STATED GOAL:
The exercise asks for every line of the data to be reproduced exactly.
──────── INPUT RECORDS
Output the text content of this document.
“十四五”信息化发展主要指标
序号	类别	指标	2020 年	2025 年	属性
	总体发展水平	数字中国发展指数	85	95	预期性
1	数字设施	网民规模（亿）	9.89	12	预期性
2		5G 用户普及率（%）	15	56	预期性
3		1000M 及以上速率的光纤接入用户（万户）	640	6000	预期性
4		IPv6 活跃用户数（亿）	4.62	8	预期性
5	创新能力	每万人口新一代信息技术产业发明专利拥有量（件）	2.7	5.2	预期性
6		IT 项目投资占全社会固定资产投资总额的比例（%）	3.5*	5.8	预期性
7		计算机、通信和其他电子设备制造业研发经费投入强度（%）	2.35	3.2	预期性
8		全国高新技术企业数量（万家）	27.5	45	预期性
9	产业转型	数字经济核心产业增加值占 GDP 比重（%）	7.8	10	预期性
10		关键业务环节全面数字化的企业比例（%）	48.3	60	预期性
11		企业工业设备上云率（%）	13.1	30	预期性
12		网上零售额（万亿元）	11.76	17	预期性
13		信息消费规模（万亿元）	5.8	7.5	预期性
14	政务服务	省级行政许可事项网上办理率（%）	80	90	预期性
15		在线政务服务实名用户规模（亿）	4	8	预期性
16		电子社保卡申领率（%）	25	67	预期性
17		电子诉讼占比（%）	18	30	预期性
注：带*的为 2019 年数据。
────────────────
EXPECTED OUTPUT:
Output the text content of this document.
“十四五”信息化发展主要指标
序号	类别	指标	2020 年	2025 年	属性
	总体发展水平	数字中国发展指数	85	95	预期性
1	数字设施	网民规模（亿）	9.89	12	预期性
2		5G 用户普及率（%）	15	56	预期性
3		1000M 及以上速率的光纤接入用户（万户）	640	6000	预期性
4		IPv6 活跃用户数（亿）	4.62	8	预期性
5	创新能力	每万人口新一代信息技术产业发明专利拥有量（件）	2.7	5.2	预期性
6		IT 项目投资占全社会固定资产投资总额的比例（%）	3.5*	5.8	预期性
7		计算机、通信和其他电子设备制造业研发经费投入强度（%）	2.35	3.2	预期性
8		全国高新技术企业数量（万家）	27.5	45	预期性
9	产业转型	数字经济核心产业增加值占 GDP 比重（%）	7.8	10	预期性
10		关键业务环节全面数字化的企业比例（%）	48.3	60	预期性
11		企业工业设备上云率（%）	13.1	30	预期性
12		网上零售额（万亿元）	11.76	17	预期性
13		信息消费规模（万亿元）	5.8	7.5	预期性
14	政务服务	省级行政许可事项网上办理率（%）	80	90	预期性
15		在线政务服务实名用户规模（亿）	4	8	预期性
16		电子社保卡申领率（%）	25	67	预期性
17		电子诉讼占比（%）	18	30	预期性
注：带*的为 2019 年数据。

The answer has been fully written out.